AIM OF THE EXERCISE
Repeat every entry in the listing below, exactly.

* Start RECORDS SHOWN *

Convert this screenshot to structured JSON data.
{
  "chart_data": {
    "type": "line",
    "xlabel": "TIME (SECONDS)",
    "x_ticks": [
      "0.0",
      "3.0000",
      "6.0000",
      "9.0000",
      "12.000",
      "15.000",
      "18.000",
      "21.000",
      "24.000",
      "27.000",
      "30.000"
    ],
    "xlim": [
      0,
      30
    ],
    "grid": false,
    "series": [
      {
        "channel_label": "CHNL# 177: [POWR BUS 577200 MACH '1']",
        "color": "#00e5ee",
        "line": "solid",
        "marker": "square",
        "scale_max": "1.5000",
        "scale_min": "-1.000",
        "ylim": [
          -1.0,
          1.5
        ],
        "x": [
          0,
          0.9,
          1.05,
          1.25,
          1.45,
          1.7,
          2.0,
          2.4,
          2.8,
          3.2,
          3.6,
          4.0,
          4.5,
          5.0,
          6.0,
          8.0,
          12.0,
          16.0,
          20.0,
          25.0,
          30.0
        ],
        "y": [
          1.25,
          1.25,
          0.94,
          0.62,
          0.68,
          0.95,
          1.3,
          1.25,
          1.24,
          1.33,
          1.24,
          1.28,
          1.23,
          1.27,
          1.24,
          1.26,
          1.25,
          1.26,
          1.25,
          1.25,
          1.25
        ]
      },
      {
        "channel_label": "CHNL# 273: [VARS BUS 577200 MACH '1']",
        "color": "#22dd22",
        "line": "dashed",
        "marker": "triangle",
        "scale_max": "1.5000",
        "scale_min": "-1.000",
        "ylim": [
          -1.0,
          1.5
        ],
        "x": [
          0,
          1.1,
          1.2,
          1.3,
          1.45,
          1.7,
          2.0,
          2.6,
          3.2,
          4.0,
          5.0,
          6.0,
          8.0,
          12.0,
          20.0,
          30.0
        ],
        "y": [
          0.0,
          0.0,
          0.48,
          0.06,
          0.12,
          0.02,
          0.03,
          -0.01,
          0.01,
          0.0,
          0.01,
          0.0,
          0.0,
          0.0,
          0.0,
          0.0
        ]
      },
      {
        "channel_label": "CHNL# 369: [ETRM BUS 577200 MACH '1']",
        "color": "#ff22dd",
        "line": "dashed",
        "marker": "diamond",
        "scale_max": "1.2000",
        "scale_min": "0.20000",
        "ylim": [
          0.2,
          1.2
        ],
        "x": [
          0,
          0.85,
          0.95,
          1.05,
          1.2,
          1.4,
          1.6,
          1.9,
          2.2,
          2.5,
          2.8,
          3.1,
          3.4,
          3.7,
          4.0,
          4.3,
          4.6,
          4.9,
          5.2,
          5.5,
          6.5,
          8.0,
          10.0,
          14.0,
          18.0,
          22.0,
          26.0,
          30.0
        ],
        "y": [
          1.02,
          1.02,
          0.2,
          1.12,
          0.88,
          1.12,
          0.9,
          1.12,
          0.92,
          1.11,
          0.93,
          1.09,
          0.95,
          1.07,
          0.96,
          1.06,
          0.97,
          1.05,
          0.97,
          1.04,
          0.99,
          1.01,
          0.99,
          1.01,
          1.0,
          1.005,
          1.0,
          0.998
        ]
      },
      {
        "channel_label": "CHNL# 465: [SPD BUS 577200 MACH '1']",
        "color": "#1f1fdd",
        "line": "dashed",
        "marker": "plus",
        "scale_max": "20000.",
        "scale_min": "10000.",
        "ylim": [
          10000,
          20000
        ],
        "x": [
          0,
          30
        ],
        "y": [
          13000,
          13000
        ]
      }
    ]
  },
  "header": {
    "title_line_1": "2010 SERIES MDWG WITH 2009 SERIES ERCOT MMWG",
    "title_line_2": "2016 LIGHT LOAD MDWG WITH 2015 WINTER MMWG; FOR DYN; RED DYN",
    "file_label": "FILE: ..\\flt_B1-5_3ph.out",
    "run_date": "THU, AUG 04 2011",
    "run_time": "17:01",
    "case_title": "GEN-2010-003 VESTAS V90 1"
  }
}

* End RECORDS SHOWN *

SOLUTION TO THIS EXERCISE
Convert this screenshot to structured JSON data.
{
  "chart_data": {
    "type": "line",
    "xlabel": "TIME (SECONDS)",
    "x_ticks": [
      "0.0",
      "3.0000",
      "6.0000",
      "9.0000",
      "12.000",
      "15.000",
      "18.000",
      "21.000",
      "24.000",
      "27.000",
      "30.000"
    ],
    "xlim": [
      0,
      30
    ],
    "grid": false,
    "series": [
      {
        "channel_label": "CHNL# 177: [POWR BUS 577200 MACH '1']",
        "color": "#00e5ee",
        "line": "solid",
        "marker": "square",
        "scale_max": "1.5000",
        "scale_min": "-1.000",
        "ylim": [
          -1.0,
          1.5
        ],
        "x": [
          0,
          0.9,
          1.05,
          1.25,
          1.45,
          1.7,
          2.0,
          2.4,
          2.8,
          3.2,
          3.6,
          4.0,
          4.5,
          5.0,
          6.0,
          8.0,
          12.0,
          16.0,
          20.0,
          25.0,
          30.0
        ],
        "y": [
          1.25,
          1.25,
          0.94,
          0.62,
          0.68,
          0.95,
          1.3,
          1.25,
          1.24,
          1.33,
          1.24,
          1.28,
          1.23,
          1.27,
          1.24,
          1.26,
          1.25,
          1.26,
          1.25,
          1.25,
          1.25
        ]
      },
      {
        "channel_label": "CHNL# 273: [VARS BUS 577200 MACH '1']",
        "color": "#22dd22",
        "line": "dashed",
        "marker": "triangle",
        "scale_max": "1.5000",
        "scale_min": "-1.000",
        "ylim": [
          -1.0,
          1.5
        ],
        "x": [
          0,
          1.1,
          1.2,
          1.3,
          1.45,
          1.7,
          2.0,
          2.6,
          3.2,
          4.0,
          5.0,
          6.0,
          8.0,
          12.0,
          20.0,
          30.0
        ],
        "y": [
          0.0,
          0.0,
          0.48,
          0.06,
          0.12,
          0.02,
          0.03,
          -0.01,
          0.01,
          0.0,
          0.01,
          0.0,
          0.0,
          0.0,
          0.0,
          0.0
        ]
      },
      {
        "channel_label": "CHNL# 369: [ETRM BUS 577200 MACH '1']",
        "color": "#ff22dd",
        "line": "dashed",
        "marker": "diamond",
        "scale_max": "1.2000",
        "scale_min": "0.20000",
        "ylim": [
          0.2,
          1.2
        ],
        "x": [
          0,
          0.85,
          0.95,
          1.05,
          1.2,
          1.4,
          1.6,
          1.9,
          2.2,
          2.5,
          2.8,
          3.1,
          3.4,
          3.7,
          4.0,
          4.3,
          4.6,
          4.9,
          5.2,
          5.5,
          6.5,
          8.0,
          10.0,
          14.0,
          18.0,
          22.0,
          26.0,
          30.0
        ],
        "y": [
          1.02,
          1.02,
          0.2,
          1.12,
          0.88,
          1.12,
          0.9,
          1.12,
          0.92,
          1.11,
          0.93,
          1.09,
          0.95,
          1.07,
          0.96,
          1.06,
          0.97,
          1.05,
          0.97,
          1.04,
          0.99,
          1.01,
          0.99,
          1.01,
          1.0,
          1.005,
          1.0,
          0.998
        ]
      },
      {
        "channel_label": "CHNL# 465: [SPD BUS 577200 MACH '1']",
        "color": "#1f1fdd",
        "line": "dashed",
        "marker": "plus",
        "scale_max": "20000.",
        "scale_min": "10000.",
        "ylim": [
          10000,
          20000
        ],
        "x": [
          0,
          30
        ],
        "y": [
          13000,
          13000
        ]
      }
    ]
  },
  "header": {
    "title_line_1": "2010 SERIES MDWG WITH 2009 SERIES ERCOT MMWG",
    "title_line_2": "2016 LIGHT LOAD MDWG WITH 2015 WINTER MMWG; FOR DYN; RED DYN",
    "file_label": "FILE: ..\\flt_B1-5_3ph.out",
    "run_date": "THU, AUG 04 2011",
    "run_time": "17:01",
    "case_title": "GEN-2010-003 VESTAS V90 1"
  }
}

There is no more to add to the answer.